_Dataset rows_:
────────────────────────────────────────

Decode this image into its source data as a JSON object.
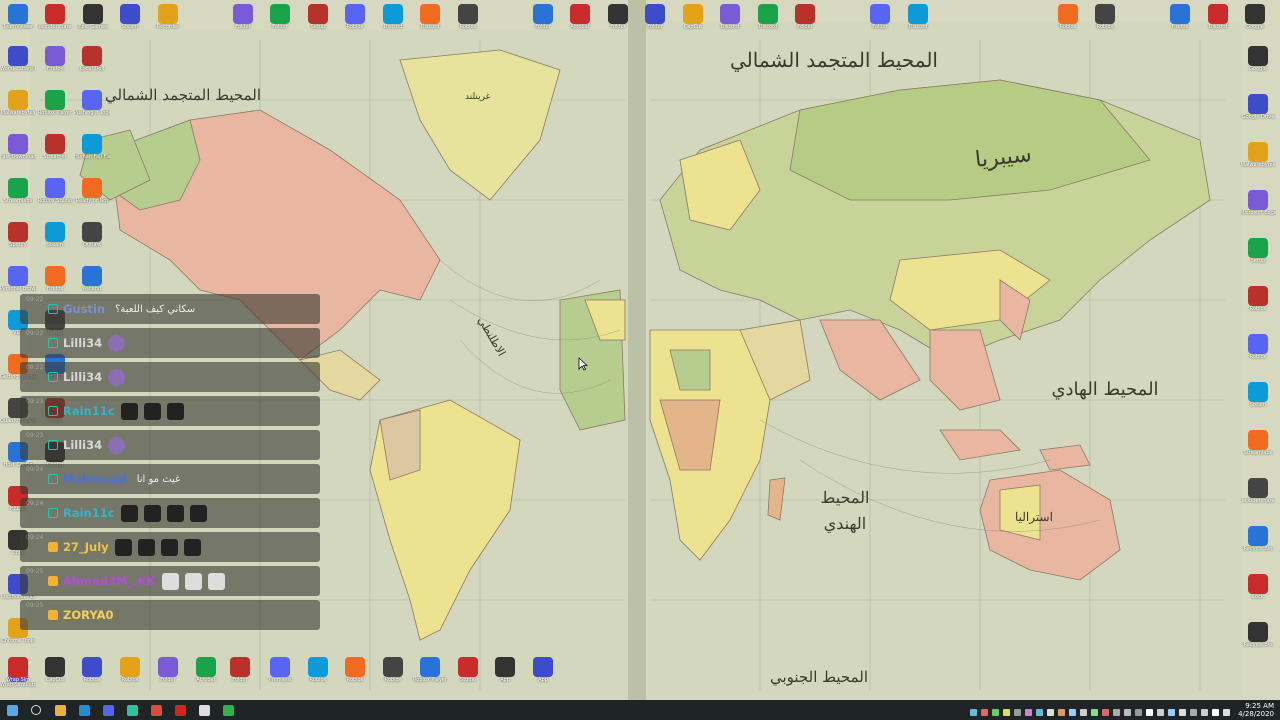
{
  "wallpaper": {
    "left_page_title": "المحيط المتجمد الشمالي",
    "right_page_title": "المحيط المتجمد الشمالي",
    "labels": {
      "siberia": "سيبريا",
      "pacific": "المحيط الهادي",
      "indian_ocean": "المحيط الهندي",
      "southern": "المحيط الجنوبي",
      "australia": "استراليا",
      "greenland": "غرينلند",
      "atlantic": "الاطلنطي"
    }
  },
  "desktop": {
    "top_row": [
      "TeamViewer",
      "Wondershare",
      "Epic Games",
      "Steam",
      "Recorder",
      "Folder",
      "Folder",
      "Setup",
      "Roblox",
      "Discord",
      "Discord",
      "Roblox",
      "Folder",
      "Acrobat",
      "Folder",
      "Folder",
      "CapCut",
      "Discord",
      "Discord",
      "Folder",
      "Folder",
      "Discord",
      "Roblox",
      "Roblox",
      "Firefox",
      "Discord",
      "Google"
    ],
    "left_col": [
      "Wondershare PDFelement",
      "Malwarebytes",
      "Fast Downloader",
      "Streamlabs",
      "Spotify",
      "Personal Browser",
      "VLC",
      "Getting Started",
      "Quantum Zone",
      "Host Config",
      "HELLO",
      "Core",
      "LogiBoost HD",
      "Chrome Tools",
      "Wrap Simulator"
    ],
    "second_col": [
      "Firefox",
      "Roblox Player",
      "Streamer",
      "Roblox Studio",
      "Steam",
      "Firefox",
      "Setup",
      "HELLO",
      "Core",
      "Config"
    ],
    "third_col": [
      "Local Doll",
      "Pushing It Together",
      "Human Fall Flat",
      "Ready or Not",
      "Outlast",
      "Ascend"
    ],
    "right_col": [
      "Google",
      "Google Drive",
      "Malwarebytes",
      "Microsoft Edge",
      "Setup",
      "Roblox",
      "Roblox",
      "Steam",
      "Streamlabs",
      "Wondershare",
      "Recycle Bin",
      "Lock",
      "Recycle Bin"
    ],
    "bottom_row": [
      "Wrap Sim",
      "CapCut",
      "Roblox",
      "Roblox",
      "Folder",
      "Acrobat",
      "Folder",
      "Premiere",
      "Roblox",
      "Roblox",
      "Roblox",
      "Roblox Player",
      "Studio",
      "App",
      "App",
      "Roblox",
      "7-Zip"
    ]
  },
  "chat": {
    "messages": [
      {
        "time": "09:22",
        "user": "Gustin",
        "user_color": "#7d8fd0",
        "text": "سكاني كيف اللعبة؟",
        "emotes": []
      },
      {
        "time": "09:22",
        "user": "Lilli34",
        "user_color": "#d8d8d8",
        "text": "",
        "emotes": [
          "p"
        ]
      },
      {
        "time": "09:22",
        "user": "Lilli34",
        "user_color": "#d8d8d8",
        "text": "",
        "emotes": [
          "p"
        ]
      },
      {
        "time": "09:23",
        "user": "Rain11c",
        "user_color": "#33b4c9",
        "text": "",
        "emotes": [
          "d",
          "d",
          "d"
        ]
      },
      {
        "time": "09:23",
        "user": "Lilli34",
        "user_color": "#d8d8d8",
        "text": "",
        "emotes": [
          "p"
        ]
      },
      {
        "time": "09:24",
        "user": "Mahmoud",
        "user_color": "#4a6fe0",
        "text": "غيث مو انا",
        "emotes": []
      },
      {
        "time": "09:24",
        "user": "Rain11c",
        "user_color": "#33b4c9",
        "text": "",
        "emotes": [
          "d",
          "d",
          "d",
          "d"
        ]
      },
      {
        "time": "09:24",
        "user": "27_July",
        "user_color": "#f0c24b",
        "text": "",
        "emotes": [
          "d",
          "d",
          "d",
          "d"
        ]
      },
      {
        "time": "09:25",
        "user": "Ahmed3M_.KK",
        "user_color": "#b14fd4",
        "text": "",
        "emotes": [
          "w",
          "w",
          "w"
        ]
      },
      {
        "time": "09:25",
        "user": "ZORYA0",
        "user_color": "#f4d05a",
        "text": "",
        "emotes": []
      }
    ]
  },
  "taskbar": {
    "apps": [
      "start",
      "search",
      "file-explorer",
      "edge",
      "discord",
      "streamlabs",
      "chrome",
      "acrobat",
      "roblox",
      "roblox-studio"
    ],
    "clock_time": "9:25 AM",
    "clock_date": "4/28/2020"
  }
}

────────────────────────────────────────

_Instructions for the task_: Copy the listing in full and without alteration, omitting every picture.

_Exercise result_:
Decode this image into its source data as a JSON object.
{
  "wallpaper": {
    "left_page_title": "المحيط المتجمد الشمالي",
    "right_page_title": "المحيط المتجمد الشمالي",
    "labels": {
      "siberia": "سيبريا",
      "pacific": "المحيط الهادي",
      "indian_ocean": "المحيط الهندي",
      "southern": "المحيط الجنوبي",
      "australia": "استراليا",
      "greenland": "غرينلند",
      "atlantic": "الاطلنطي"
    }
  },
  "desktop": {
    "top_row": [
      "TeamViewer",
      "Wondershare",
      "Epic Games",
      "Steam",
      "Recorder",
      "Folder",
      "Folder",
      "Setup",
      "Roblox",
      "Discord",
      "Discord",
      "Roblox",
      "Folder",
      "Acrobat",
      "Folder",
      "Folder",
      "CapCut",
      "Discord",
      "Discord",
      "Folder",
      "Folder",
      "Discord",
      "Roblox",
      "Roblox",
      "Firefox",
      "Discord",
      "Google"
    ],
    "left_col": [
      "Wondershare PDFelement",
      "Malwarebytes",
      "Fast Downloader",
      "Streamlabs",
      "Spotify",
      "Personal Browser",
      "VLC",
      "Getting Started",
      "Quantum Zone",
      "Host Config",
      "HELLO",
      "Core",
      "LogiBoost HD",
      "Chrome Tools",
      "Wrap Simulator"
    ],
    "second_col": [
      "Firefox",
      "Roblox Player",
      "Streamer",
      "Roblox Studio",
      "Steam",
      "Firefox",
      "Setup",
      "HELLO",
      "Core",
      "Config"
    ],
    "third_col": [
      "Local Doll",
      "Pushing It Together",
      "Human Fall Flat",
      "Ready or Not",
      "Outlast",
      "Ascend"
    ],
    "right_col": [
      "Google",
      "Google Drive",
      "Malwarebytes",
      "Microsoft Edge",
      "Setup",
      "Roblox",
      "Roblox",
      "Steam",
      "Streamlabs",
      "Wondershare",
      "Recycle Bin",
      "Lock",
      "Recycle Bin"
    ],
    "bottom_row": [
      "Wrap Sim",
      "CapCut",
      "Roblox",
      "Roblox",
      "Folder",
      "Acrobat",
      "Folder",
      "Premiere",
      "Roblox",
      "Roblox",
      "Roblox",
      "Roblox Player",
      "Studio",
      "App",
      "App",
      "Roblox",
      "7-Zip"
    ]
  },
  "chat": {
    "messages": [
      {
        "time": "09:22",
        "user": "Gustin",
        "user_color": "#7d8fd0",
        "text": "سكاني كيف اللعبة؟",
        "emotes": []
      },
      {
        "time": "09:22",
        "user": "Lilli34",
        "user_color": "#d8d8d8",
        "text": "",
        "emotes": [
          "p"
        ]
      },
      {
        "time": "09:22",
        "user": "Lilli34",
        "user_color": "#d8d8d8",
        "text": "",
        "emotes": [
          "p"
        ]
      },
      {
        "time": "09:23",
        "user": "Rain11c",
        "user_color": "#33b4c9",
        "text": "",
        "emotes": [
          "d",
          "d",
          "d"
        ]
      },
      {
        "time": "09:23",
        "user": "Lilli34",
        "user_color": "#d8d8d8",
        "text": "",
        "emotes": [
          "p"
        ]
      },
      {
        "time": "09:24",
        "user": "Mahmoud",
        "user_color": "#4a6fe0",
        "text": "غيث مو انا",
        "emotes": []
      },
      {
        "time": "09:24",
        "user": "Rain11c",
        "user_color": "#33b4c9",
        "text": "",
        "emotes": [
          "d",
          "d",
          "d",
          "d"
        ]
      },
      {
        "time": "09:24",
        "user": "27_July",
        "user_color": "#f0c24b",
        "text": "",
        "emotes": [
          "d",
          "d",
          "d",
          "d"
        ]
      },
      {
        "time": "09:25",
        "user": "Ahmed3M_.KK",
        "user_color": "#b14fd4",
        "text": "",
        "emotes": [
          "w",
          "w",
          "w"
        ]
      },
      {
        "time": "09:25",
        "user": "ZORYA0",
        "user_color": "#f4d05a",
        "text": "",
        "emotes": []
      }
    ]
  },
  "taskbar": {
    "apps": [
      "start",
      "search",
      "file-explorer",
      "edge",
      "discord",
      "streamlabs",
      "chrome",
      "acrobat",
      "roblox",
      "roblox-studio"
    ],
    "clock_time": "9:25 AM",
    "clock_date": "4/28/2020"
  }
}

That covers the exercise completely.